> [WHAT IS EXPECTED]: Every entry below must appear again, exactly as written.

>>

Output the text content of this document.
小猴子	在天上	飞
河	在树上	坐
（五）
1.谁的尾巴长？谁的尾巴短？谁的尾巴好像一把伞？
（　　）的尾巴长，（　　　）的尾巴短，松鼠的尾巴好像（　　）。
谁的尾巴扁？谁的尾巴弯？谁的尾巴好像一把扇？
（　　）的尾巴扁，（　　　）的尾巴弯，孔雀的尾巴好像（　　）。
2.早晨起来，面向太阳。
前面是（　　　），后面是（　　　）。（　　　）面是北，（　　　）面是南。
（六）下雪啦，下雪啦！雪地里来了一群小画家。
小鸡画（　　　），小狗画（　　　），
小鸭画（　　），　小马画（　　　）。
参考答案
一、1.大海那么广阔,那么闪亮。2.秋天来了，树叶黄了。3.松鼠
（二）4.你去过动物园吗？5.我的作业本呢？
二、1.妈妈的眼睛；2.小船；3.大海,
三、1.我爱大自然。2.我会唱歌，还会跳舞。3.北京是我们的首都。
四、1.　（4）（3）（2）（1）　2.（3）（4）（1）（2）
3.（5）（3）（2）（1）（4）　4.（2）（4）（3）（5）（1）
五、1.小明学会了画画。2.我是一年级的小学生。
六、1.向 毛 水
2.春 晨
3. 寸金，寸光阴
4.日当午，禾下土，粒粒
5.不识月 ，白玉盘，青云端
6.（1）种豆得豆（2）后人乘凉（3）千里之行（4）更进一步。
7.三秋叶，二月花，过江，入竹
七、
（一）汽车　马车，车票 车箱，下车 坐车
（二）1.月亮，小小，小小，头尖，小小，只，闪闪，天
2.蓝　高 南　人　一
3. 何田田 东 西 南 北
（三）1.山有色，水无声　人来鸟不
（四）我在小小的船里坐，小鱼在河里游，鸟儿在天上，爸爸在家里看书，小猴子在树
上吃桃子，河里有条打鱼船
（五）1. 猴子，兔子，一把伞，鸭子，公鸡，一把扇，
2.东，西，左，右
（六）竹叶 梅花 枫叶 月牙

<<

> [FULL SOLUTION]:
Output the text content of this document.
小猴子	在天上	飞
河	在树上	坐
（五）
1.谁的尾巴长？谁的尾巴短？谁的尾巴好像一把伞？
（　　）的尾巴长，（　　　）的尾巴短，松鼠的尾巴好像（　　）。
谁的尾巴扁？谁的尾巴弯？谁的尾巴好像一把扇？
（　　）的尾巴扁，（　　　）的尾巴弯，孔雀的尾巴好像（　　）。
2.早晨起来，面向太阳。
前面是（　　　），后面是（　　　）。（　　　）面是北，（　　　）面是南。
（六）下雪啦，下雪啦！雪地里来了一群小画家。
小鸡画（　　　），小狗画（　　　），
小鸭画（　　），　小马画（　　　）。
参考答案
一、1.大海那么广阔,那么闪亮。2.秋天来了，树叶黄了。3.松鼠
（二）4.你去过动物园吗？5.我的作业本呢？
二、1.妈妈的眼睛；2.小船；3.大海,
三、1.我爱大自然。2.我会唱歌，还会跳舞。3.北京是我们的首都。
四、1.　（4）（3）（2）（1）　2.（3）（4）（1）（2）
3.（5）（3）（2）（1）（4）　4.（2）（4）（3）（5）（1）
五、1.小明学会了画画。2.我是一年级的小学生。
六、1.向 毛 水
2.春 晨
3. 寸金，寸光阴
4.日当午，禾下土，粒粒
5.不识月 ，白玉盘，青云端
6.（1）种豆得豆（2）后人乘凉（3）千里之行（4）更进一步。
7.三秋叶，二月花，过江，入竹
七、
（一）汽车　马车，车票 车箱，下车 坐车
（二）1.月亮，小小，小小，头尖，小小，只，闪闪，天
2.蓝　高 南　人　一
3. 何田田 东 西 南 北
（三）1.山有色，水无声　人来鸟不
（四）我在小小的船里坐，小鱼在河里游，鸟儿在天上，爸爸在家里看书，小猴子在树
上吃桃子，河里有条打鱼船
（五）1. 猴子，兔子，一把伞，鸭子，公鸡，一把扇，
2.东，西，左，右
（六）竹叶 梅花 枫叶 月牙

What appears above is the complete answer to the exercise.